*Work to be completed*.
Give the data below again, word for word.

>>>>>

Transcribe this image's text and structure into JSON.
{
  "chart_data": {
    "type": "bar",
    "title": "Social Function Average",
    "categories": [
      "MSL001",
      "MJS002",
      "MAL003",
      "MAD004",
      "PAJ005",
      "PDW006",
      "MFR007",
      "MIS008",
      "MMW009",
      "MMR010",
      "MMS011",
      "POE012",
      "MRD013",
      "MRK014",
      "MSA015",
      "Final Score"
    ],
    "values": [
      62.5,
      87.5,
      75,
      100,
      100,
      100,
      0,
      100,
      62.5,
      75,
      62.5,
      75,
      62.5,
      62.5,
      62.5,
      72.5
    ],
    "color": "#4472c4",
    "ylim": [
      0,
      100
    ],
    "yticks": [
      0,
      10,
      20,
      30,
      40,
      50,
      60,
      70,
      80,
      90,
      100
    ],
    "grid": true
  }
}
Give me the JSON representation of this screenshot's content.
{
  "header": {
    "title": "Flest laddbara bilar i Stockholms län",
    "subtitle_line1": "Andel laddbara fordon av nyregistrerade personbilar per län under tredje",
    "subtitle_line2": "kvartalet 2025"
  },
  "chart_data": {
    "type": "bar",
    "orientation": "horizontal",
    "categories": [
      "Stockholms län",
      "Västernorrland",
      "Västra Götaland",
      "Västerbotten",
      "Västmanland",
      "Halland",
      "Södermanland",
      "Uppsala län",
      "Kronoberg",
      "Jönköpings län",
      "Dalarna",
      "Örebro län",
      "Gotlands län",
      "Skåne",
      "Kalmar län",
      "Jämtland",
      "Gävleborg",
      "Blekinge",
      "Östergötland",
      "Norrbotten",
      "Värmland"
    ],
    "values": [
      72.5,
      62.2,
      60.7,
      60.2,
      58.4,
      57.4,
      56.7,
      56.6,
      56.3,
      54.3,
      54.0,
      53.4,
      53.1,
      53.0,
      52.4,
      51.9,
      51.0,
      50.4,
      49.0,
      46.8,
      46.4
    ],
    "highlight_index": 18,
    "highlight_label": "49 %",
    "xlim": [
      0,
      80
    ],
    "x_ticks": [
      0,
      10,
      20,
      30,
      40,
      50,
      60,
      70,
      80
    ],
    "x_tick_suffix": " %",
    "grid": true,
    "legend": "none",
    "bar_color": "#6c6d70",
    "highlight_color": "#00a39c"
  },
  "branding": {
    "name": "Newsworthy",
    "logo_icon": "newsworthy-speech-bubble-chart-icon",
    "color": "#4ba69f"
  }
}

<<<<<

*Exercise solution*.
Transcribe this image's text and structure into JSON.
{
  "chart_data": {
    "type": "bar",
    "title": "Social Function Average",
    "categories": [
      "MSL001",
      "MJS002",
      "MAL003",
      "MAD004",
      "PAJ005",
      "PDW006",
      "MFR007",
      "MIS008",
      "MMW009",
      "MMR010",
      "MMS011",
      "POE012",
      "MRD013",
      "MRK014",
      "MSA015",
      "Final Score"
    ],
    "values": [
      62.5,
      87.5,
      75,
      100,
      100,
      100,
      0,
      100,
      62.5,
      75,
      62.5,
      75,
      62.5,
      62.5,
      62.5,
      72.5
    ],
    "color": "#4472c4",
    "ylim": [
      0,
      100
    ],
    "yticks": [
      0,
      10,
      20,
      30,
      40,
      50,
      60,
      70,
      80,
      90,
      100
    ],
    "grid": true
  }
}
Give me the JSON representation of this screenshot's content.
{
  "header": {
    "title": "Flest laddbara bilar i Stockholms län",
    "subtitle_line1": "Andel laddbara fordon av nyregistrerade personbilar per län under tredje",
    "subtitle_line2": "kvartalet 2025"
  },
  "chart_data": {
    "type": "bar",
    "orientation": "horizontal",
    "categories": [
      "Stockholms län",
      "Västernorrland",
      "Västra Götaland",
      "Västerbotten",
      "Västmanland",
      "Halland",
      "Södermanland",
      "Uppsala län",
      "Kronoberg",
      "Jönköpings län",
      "Dalarna",
      "Örebro län",
      "Gotlands län",
      "Skåne",
      "Kalmar län",
      "Jämtland",
      "Gävleborg",
      "Blekinge",
      "Östergötland",
      "Norrbotten",
      "Värmland"
    ],
    "values": [
      72.5,
      62.2,
      60.7,
      60.2,
      58.4,
      57.4,
      56.7,
      56.6,
      56.3,
      54.3,
      54.0,
      53.4,
      53.1,
      53.0,
      52.4,
      51.9,
      51.0,
      50.4,
      49.0,
      46.8,
      46.4
    ],
    "highlight_index": 18,
    "highlight_label": "49 %",
    "xlim": [
      0,
      80
    ],
    "x_ticks": [
      0,
      10,
      20,
      30,
      40,
      50,
      60,
      70,
      80
    ],
    "x_tick_suffix": " %",
    "grid": true,
    "legend": "none",
    "bar_color": "#6c6d70",
    "highlight_color": "#00a39c"
  },
  "branding": {
    "name": "Newsworthy",
    "logo_icon": "newsworthy-speech-bubble-chart-icon",
    "color": "#4ba69f"
  }
}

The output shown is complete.